SEACOR Holdings Announces Results for Its Year and Fourth Quarter Ended December 31, 2014
(firmenpresse) - FORT LAUDERDALE, FL -- (Marketwired) -- 02/26/15 -- SEACOR Holdings Inc. (NYSE: CKH) (the "Company") today announced its results for its fourth quarter ended December 31, 2014.
For the quarter ended December 31, 2014, net income attributable to SEACOR Holdings Inc. was $40.1 million, or $1.85 per diluted share. For the year ended December 31, 2014, net income attributable to SEACOR Holdings Inc. was $100.1 million, or $4.71 per diluted share.
For the preceding quarter ended September 30, 2014, net income attributable to SEACOR Holdings Inc. was $27.5 million, or $1.28 per diluted share. A comparison of results for the quarter ended December 31, 2014 with the preceding quarter ended September 30, 2014 is included in the "Highlights for the Quarter" discussion below.
For the quarter ended December 31, 2013, net income attributable to SEACOR Holdings Inc. was $8.4 million, or $0.41 per diluted share. For the year ended December 31, 2013, income from continuing operations attributable to SEACOR Holdings Inc. was $47.2 million, or $2.32 per diluted share.
- Operating income was $22.2 million on operating revenues of $127.5 million in the fourth quarter compared with operating income of $16.9 million on operating revenues of $135.2 million in the preceding quarter. This release includes a table presenting time charter operating data by vessel class.
During the fourth quarter, the Company sold and leased back two offshore support vessels and sold other equipment for net proceeds of $63.2 million and gains of $9.5 million, of which $0.1 million was recognized currently and $9.4 million was deferred. In addition, the Company recognized previously deferred gains of $12.0 million. During the preceding quarter, the Company sold three offshore support vessels and other equipment for net proceeds of $53.4 million and gains of $16.6 million, of which $3.2 million was recognized currently and $13.4 million was deferred.
Offshore market conditions deteriorated during the fourth quarter and have continued to deteriorate through the date hereof. Day rates and utilization of the Company''s offshore support vessel fleet have been subjected to downward pressure as offshore drilling and associated activity has declined in response to lower oil prices and as newly built offshore support vessels have been delivered to the industry-wide fleet. In response, the Company has returned seven leased vessels to their owners during the third and fourth quarters.

[Extracted data entries]
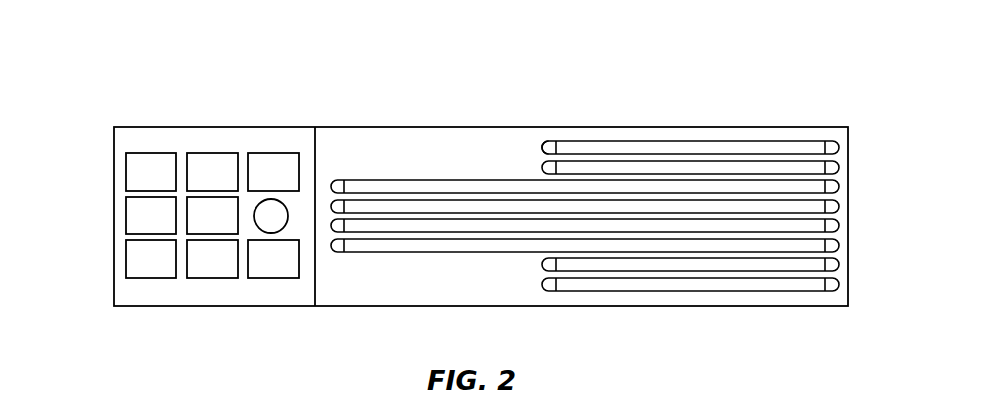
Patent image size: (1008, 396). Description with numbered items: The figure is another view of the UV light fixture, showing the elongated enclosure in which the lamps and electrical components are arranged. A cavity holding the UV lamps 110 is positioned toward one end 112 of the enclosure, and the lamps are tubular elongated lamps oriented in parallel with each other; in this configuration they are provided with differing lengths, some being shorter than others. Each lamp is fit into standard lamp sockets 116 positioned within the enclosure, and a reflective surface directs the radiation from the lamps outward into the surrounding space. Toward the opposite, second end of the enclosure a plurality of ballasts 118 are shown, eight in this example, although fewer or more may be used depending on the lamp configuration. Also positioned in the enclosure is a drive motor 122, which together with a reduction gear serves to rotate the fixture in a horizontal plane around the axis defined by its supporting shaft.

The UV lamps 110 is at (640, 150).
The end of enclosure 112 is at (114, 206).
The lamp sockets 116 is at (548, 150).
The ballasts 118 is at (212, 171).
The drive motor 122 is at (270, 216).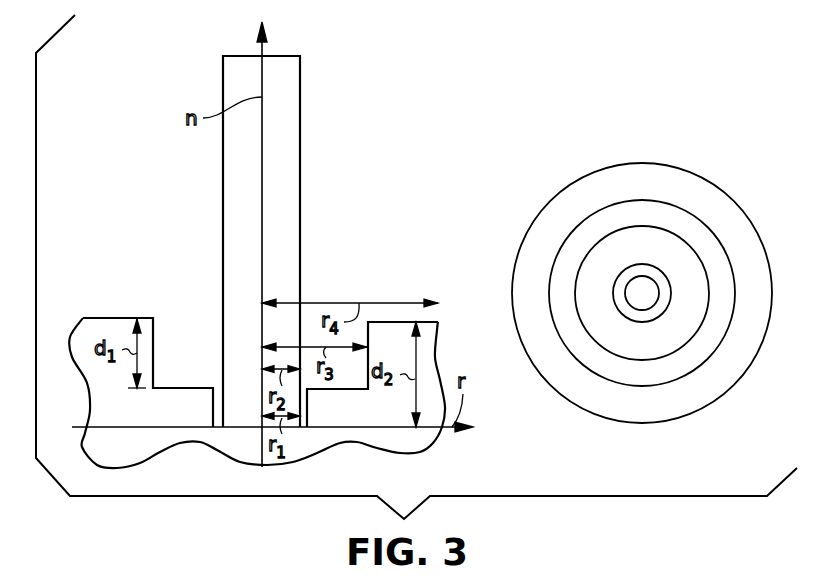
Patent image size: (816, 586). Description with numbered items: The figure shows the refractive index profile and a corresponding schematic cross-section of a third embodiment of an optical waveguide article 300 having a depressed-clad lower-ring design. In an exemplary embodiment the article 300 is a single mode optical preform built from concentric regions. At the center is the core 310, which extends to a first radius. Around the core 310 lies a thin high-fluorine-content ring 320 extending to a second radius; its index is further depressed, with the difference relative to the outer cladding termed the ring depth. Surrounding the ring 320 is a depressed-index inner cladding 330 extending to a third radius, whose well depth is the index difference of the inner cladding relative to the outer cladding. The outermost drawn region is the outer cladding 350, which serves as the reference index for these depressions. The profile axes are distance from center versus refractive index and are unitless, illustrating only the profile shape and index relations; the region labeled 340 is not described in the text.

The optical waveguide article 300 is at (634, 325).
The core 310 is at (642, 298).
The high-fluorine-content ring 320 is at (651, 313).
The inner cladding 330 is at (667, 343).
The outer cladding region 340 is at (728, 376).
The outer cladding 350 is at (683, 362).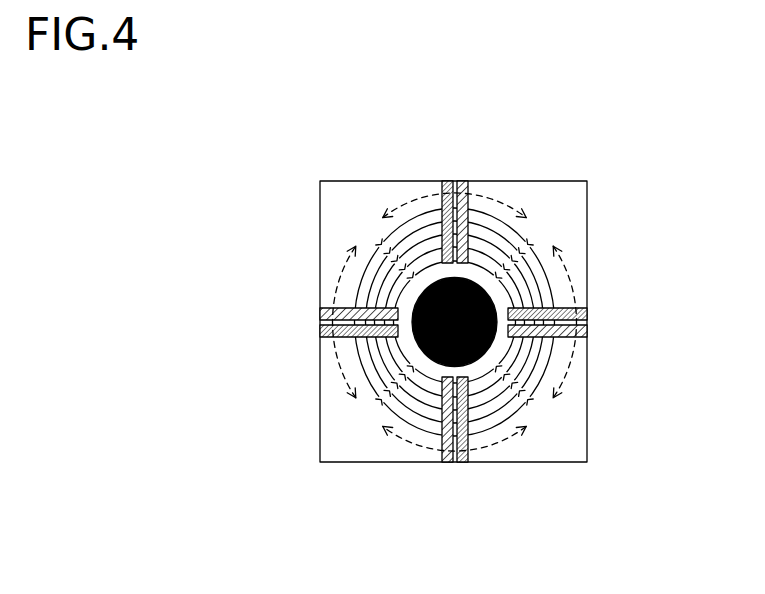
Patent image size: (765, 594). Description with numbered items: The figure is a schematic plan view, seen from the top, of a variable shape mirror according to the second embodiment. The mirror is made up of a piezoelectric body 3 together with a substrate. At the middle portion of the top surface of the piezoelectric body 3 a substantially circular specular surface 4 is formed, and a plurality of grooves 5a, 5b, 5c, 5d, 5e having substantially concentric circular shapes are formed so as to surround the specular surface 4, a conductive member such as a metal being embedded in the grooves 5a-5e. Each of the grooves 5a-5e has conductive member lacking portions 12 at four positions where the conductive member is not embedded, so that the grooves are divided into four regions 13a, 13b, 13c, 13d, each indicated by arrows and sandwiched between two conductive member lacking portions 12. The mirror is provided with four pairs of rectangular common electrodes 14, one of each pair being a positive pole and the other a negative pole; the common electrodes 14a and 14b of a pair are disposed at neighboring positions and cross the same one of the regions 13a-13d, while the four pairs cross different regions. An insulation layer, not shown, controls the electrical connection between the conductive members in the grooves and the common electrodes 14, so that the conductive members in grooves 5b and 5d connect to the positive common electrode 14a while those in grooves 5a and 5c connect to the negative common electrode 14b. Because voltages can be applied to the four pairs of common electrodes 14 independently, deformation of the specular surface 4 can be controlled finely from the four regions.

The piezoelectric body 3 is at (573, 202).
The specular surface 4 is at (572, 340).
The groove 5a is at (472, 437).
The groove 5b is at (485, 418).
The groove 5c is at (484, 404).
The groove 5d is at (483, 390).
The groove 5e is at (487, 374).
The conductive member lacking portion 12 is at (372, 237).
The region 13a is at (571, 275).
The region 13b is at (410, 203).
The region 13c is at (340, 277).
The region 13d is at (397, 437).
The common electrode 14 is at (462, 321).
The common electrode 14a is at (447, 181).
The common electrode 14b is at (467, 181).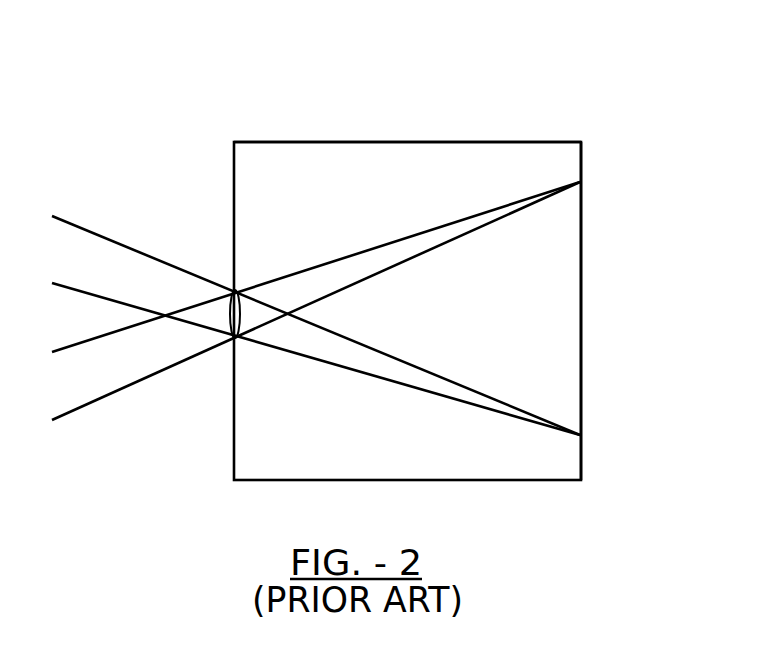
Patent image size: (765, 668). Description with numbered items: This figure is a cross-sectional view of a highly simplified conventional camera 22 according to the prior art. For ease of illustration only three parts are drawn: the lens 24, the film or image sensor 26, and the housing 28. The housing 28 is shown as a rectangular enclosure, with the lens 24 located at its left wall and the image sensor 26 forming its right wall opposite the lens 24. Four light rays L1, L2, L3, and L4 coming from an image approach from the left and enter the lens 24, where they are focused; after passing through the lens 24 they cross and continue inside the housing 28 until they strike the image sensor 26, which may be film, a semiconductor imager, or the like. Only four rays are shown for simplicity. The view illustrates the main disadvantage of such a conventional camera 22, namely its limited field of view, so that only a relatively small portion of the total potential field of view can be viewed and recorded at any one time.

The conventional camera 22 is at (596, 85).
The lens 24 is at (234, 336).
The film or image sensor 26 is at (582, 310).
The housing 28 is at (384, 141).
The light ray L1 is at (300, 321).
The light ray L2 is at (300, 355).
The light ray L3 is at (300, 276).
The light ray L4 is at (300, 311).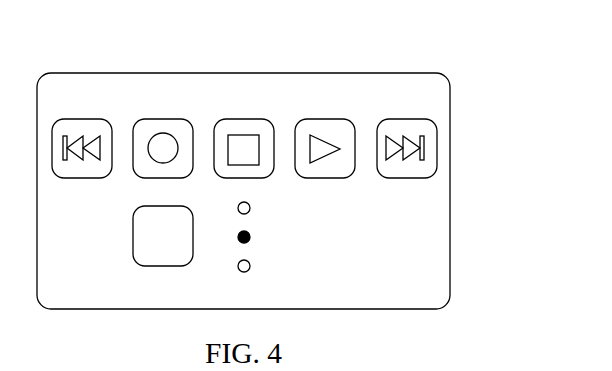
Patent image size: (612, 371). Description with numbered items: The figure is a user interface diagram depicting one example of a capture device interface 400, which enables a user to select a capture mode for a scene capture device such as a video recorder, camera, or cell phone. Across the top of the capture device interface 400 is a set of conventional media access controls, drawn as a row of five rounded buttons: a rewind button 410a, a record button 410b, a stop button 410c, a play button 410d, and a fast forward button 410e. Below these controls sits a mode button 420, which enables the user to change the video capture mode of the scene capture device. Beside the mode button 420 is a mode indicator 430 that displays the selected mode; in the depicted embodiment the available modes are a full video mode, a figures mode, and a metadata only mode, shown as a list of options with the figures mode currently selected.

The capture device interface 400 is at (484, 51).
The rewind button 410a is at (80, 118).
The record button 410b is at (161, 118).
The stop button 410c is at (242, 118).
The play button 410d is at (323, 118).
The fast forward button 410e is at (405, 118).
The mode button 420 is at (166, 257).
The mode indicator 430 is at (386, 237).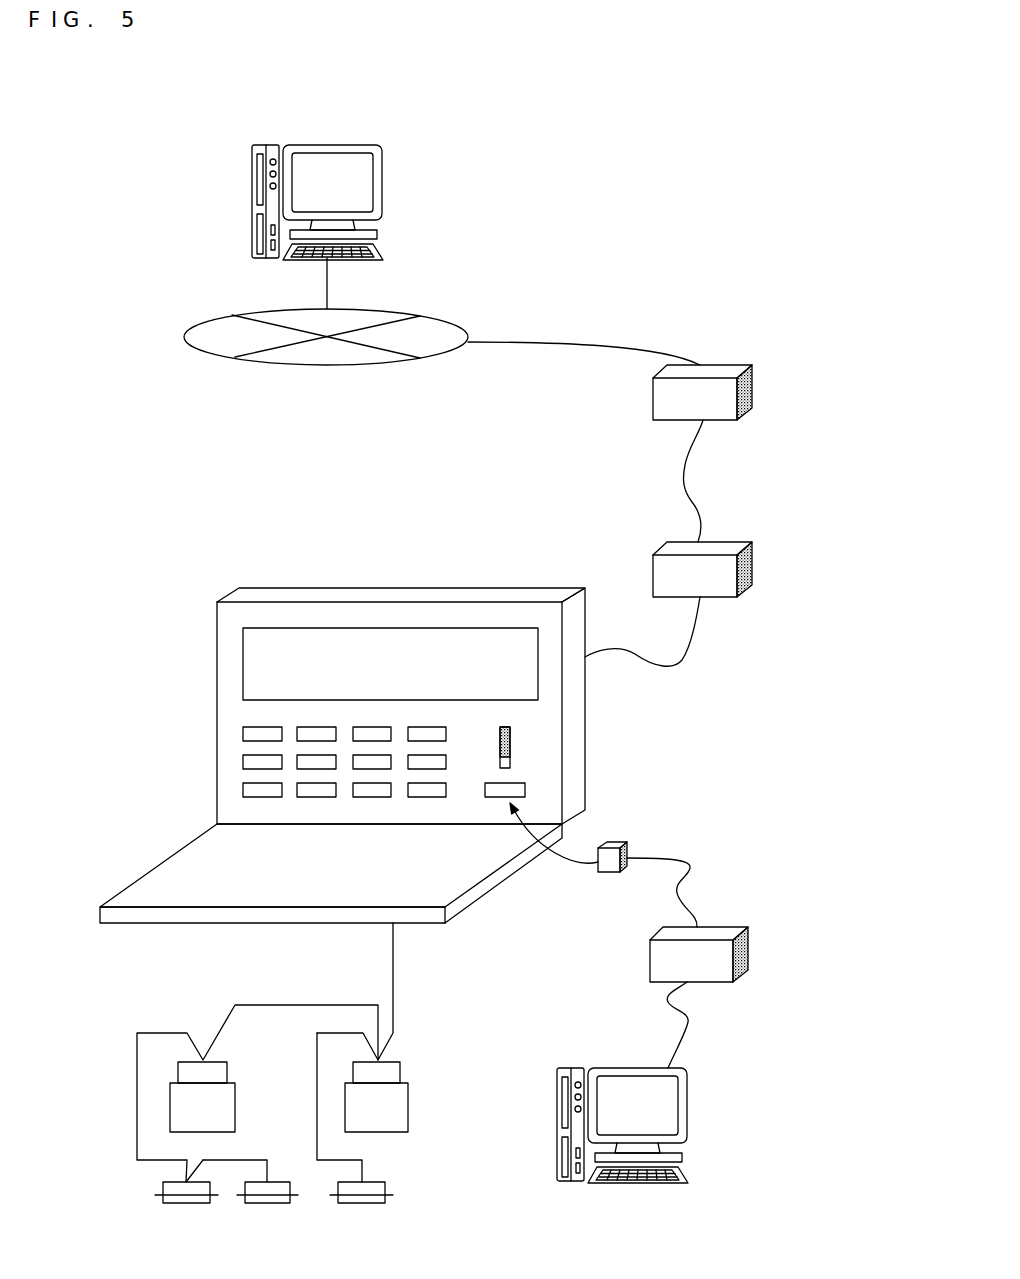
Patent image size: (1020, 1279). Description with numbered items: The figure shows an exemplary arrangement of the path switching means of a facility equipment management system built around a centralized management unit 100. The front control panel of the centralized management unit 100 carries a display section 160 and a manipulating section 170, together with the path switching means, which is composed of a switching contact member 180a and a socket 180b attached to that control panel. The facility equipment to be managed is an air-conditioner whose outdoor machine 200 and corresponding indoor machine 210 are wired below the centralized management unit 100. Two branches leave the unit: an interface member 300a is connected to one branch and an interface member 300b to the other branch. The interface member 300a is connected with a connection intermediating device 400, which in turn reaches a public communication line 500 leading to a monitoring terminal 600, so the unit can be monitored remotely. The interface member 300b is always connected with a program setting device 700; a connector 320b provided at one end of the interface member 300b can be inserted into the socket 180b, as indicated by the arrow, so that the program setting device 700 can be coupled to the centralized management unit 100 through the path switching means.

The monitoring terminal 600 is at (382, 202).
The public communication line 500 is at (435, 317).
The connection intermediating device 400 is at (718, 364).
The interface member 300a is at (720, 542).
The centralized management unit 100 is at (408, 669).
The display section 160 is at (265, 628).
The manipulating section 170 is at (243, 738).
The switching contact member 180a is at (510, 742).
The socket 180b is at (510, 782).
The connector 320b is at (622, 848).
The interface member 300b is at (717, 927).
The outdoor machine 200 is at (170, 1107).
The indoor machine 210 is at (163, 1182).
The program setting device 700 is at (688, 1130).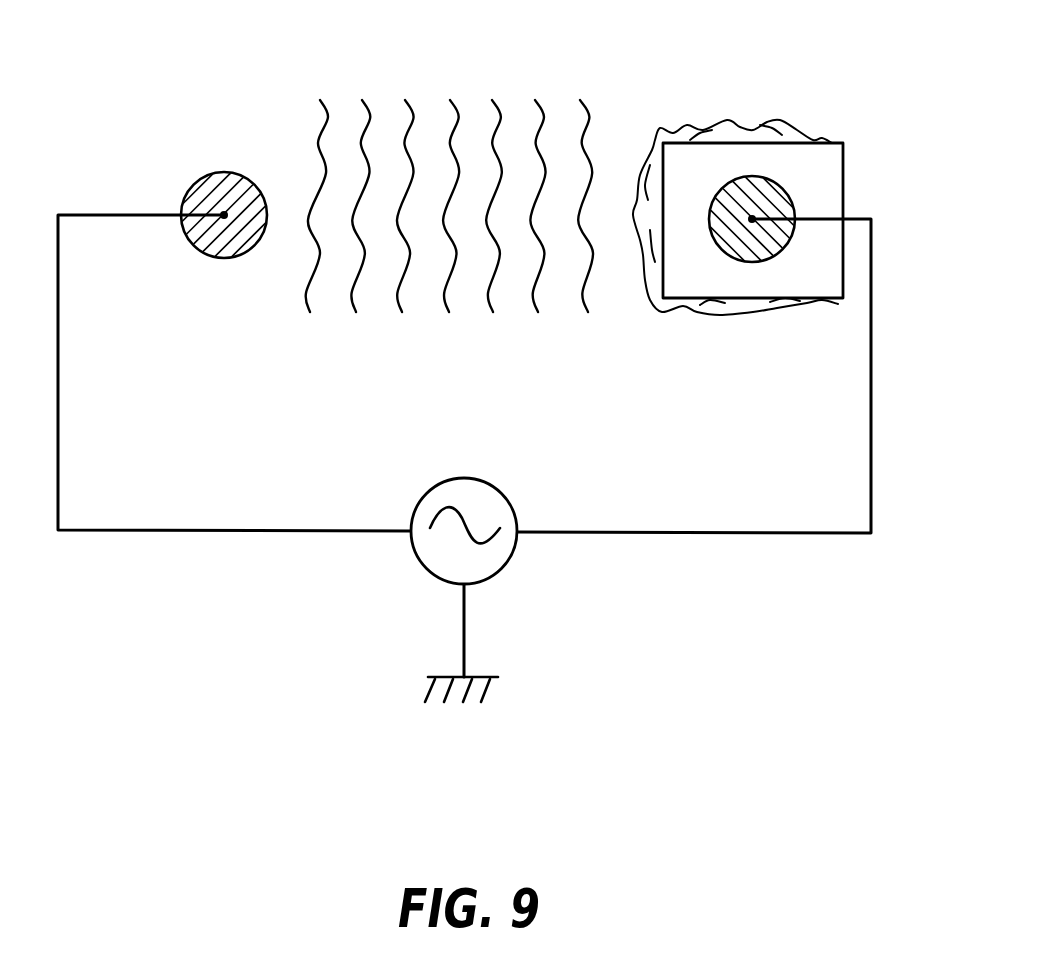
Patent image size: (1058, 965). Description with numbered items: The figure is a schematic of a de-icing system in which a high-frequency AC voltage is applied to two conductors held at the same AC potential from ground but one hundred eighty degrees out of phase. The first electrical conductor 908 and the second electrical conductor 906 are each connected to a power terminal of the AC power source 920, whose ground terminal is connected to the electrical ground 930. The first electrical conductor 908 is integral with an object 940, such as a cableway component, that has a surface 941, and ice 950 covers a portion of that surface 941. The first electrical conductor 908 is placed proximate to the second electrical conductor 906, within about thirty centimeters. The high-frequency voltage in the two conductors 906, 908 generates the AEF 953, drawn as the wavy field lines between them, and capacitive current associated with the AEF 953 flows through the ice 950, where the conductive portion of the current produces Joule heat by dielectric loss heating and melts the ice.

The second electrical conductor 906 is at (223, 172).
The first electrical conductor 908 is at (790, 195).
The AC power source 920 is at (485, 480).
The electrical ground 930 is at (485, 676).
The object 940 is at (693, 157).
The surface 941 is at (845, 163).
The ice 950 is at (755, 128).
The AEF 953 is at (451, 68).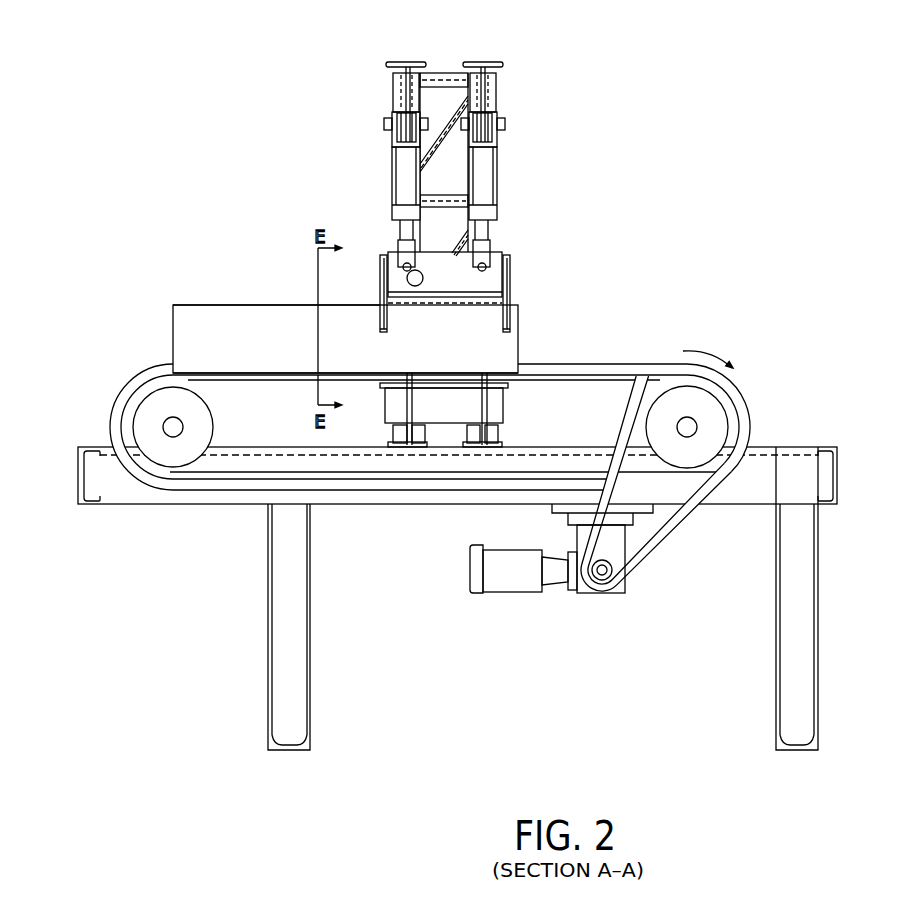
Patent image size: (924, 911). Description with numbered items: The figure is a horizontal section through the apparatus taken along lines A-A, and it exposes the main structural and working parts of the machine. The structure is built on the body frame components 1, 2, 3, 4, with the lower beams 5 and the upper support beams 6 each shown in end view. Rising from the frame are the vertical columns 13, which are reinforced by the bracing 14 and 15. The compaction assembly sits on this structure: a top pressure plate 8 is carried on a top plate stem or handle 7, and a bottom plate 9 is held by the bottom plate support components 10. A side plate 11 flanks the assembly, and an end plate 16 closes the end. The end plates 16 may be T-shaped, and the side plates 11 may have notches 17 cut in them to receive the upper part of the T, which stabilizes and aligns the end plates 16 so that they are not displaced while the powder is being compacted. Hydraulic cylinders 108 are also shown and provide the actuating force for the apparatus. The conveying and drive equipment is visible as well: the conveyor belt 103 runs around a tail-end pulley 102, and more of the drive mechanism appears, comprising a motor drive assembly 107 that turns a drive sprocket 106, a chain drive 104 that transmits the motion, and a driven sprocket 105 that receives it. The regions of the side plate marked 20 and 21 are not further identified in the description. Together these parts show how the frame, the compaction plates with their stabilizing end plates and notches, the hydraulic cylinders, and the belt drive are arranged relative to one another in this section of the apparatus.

GIVEN REQUEST -
Turn the paragraph in the SEACOR results release that begins "During the fourth quarter, the Company sold" into a short list that keeps its main figures.

ANSWER BELOW -
- Fourth quarter: two offshore support vessels sold and leased back, plus other equipment sold, for net proceeds of $63.2 million.
- Fourth-quarter gains of $9.5 million: $0.1 million recognized now, $9.4 million deferred.
- Previously deferred gains of $12.0 million also recognized in the fourth quarter.
- Preceding quarter: three offshore support vessels and other equipment sold for net proceeds of $53.4 million.
- Preceding-quarter gains of $16.6 million: $3.2 million recognized now, $13.4 million deferred.